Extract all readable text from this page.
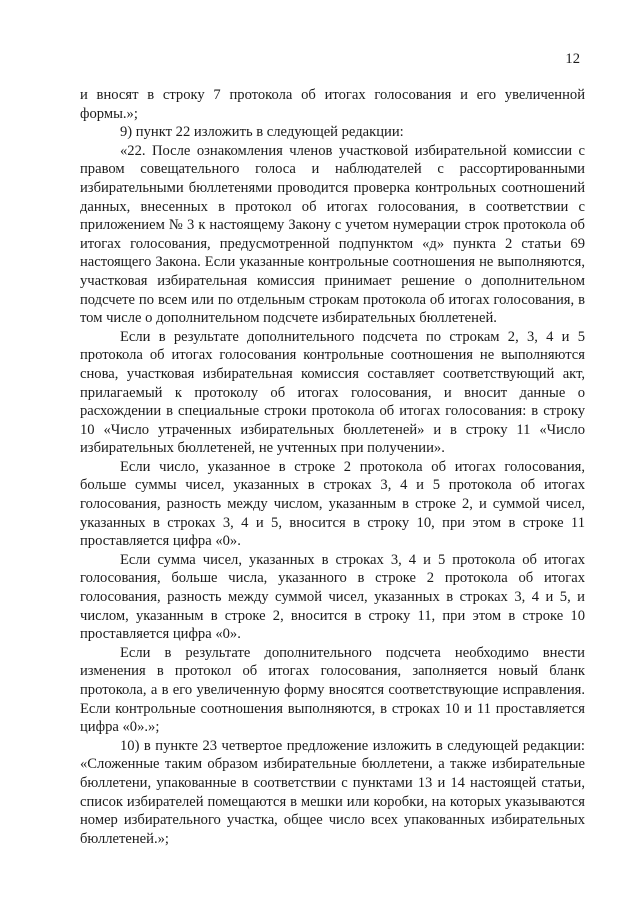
12

и вносят в строку 7 протокола об итогах голосования и его увеличенной формы.»;

9) пункт 22 изложить в следующей редакции:

«22. После ознакомления членов участковой избирательной комиссии с правом совещательного голоса и наблюдателей с рассортированными избирательными бюллетенями проводится проверка контрольных соотношений данных, внесенных в протокол об итогах голосования, в соответствии с приложением № 3 к настоящему Закону с учетом нумерации строк протокола об итогах голосования, предусмотренной подпунктом «д» пункта 2 статьи 69 настоящего Закона. Если указанные контрольные соотношения не выполняются, участковая избирательная комиссия принимает решение о дополнительном подсчете по всем или по отдельным строкам протокола об итогах голосования, в том числе о дополнительном подсчете избирательных бюллетеней.

Если в результате дополнительного подсчета по строкам 2, 3, 4 и 5 протокола об итогах голосования контрольные соотношения не выполняются снова, участковая избирательная комиссия составляет соответствующий акт, прилагаемый к протоколу об итогах голосования, и вносит данные о расхождении в специальные строки протокола об итогах голосования: в строку 10 «Число утраченных избирательных бюллетеней» и в строку 11 «Число избирательных бюллетеней, не учтенных при получении».

Если число, указанное в строке 2 протокола об итогах голосования, больше суммы чисел, указанных в строках 3, 4 и 5 протокола об итогах голосования, разность между числом, указанным в строке 2, и суммой чисел, указанных в строках 3, 4 и 5, вносится в строку 10, при этом в строке 11 проставляется цифра «0».

Если сумма чисел, указанных в строках 3, 4 и 5 протокола об итогах голосования, больше числа, указанного в строке 2 протокола об итогах голосования, разность между суммой чисел, указанных в строках 3, 4 и 5, и числом, указанным в строке 2, вносится в строку 11, при этом в строке 10 проставляется цифра «0».

Если в результате дополнительного подсчета необходимо внести изменения в протокол об итогах голосования, заполняется новый бланк протокола, а в его увеличенную форму вносятся соответствующие исправления. Если контрольные соотношения выполняются, в строках 10 и 11 проставляется цифра «0».»;

10) в пункте 23 четвертое предложение изложить в следующей редакции: «Сложенные таким образом избирательные бюллетени, а также избирательные бюллетени, упакованные в соответствии с пунктами 13 и 14 настоящей статьи, список избирателей помещаются в мешки или коробки, на которых указываются номер избирательного участка, общее число всех упакованных избирательных бюллетеней.»;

───

Exercise details: Only lines that contain the word "числом" are wanted; copy each of them.

Output of the exercise:
Если число, указанное в строке 2 протокола об итогах голосования, больше суммы чисел, указанных в строках 3, 4 и 5 протокола об итогах голосования, разность между числом, указанным в строке 2, и суммой чисел, указанных в строках 3, 4 и 5, вносится в строку 10, при этом в строке 11 проставляется цифра «0».
Если сумма чисел, указанных в строках 3, 4 и 5 протокола об итогах голосования, больше числа, указанного в строке 2 протокола об итогах голосования, разность между суммой чисел, указанных в строках 3, 4 и 5, и числом, указанным в строке 2, вносится в строку 11, при этом в строке 10 проставляется цифра «0».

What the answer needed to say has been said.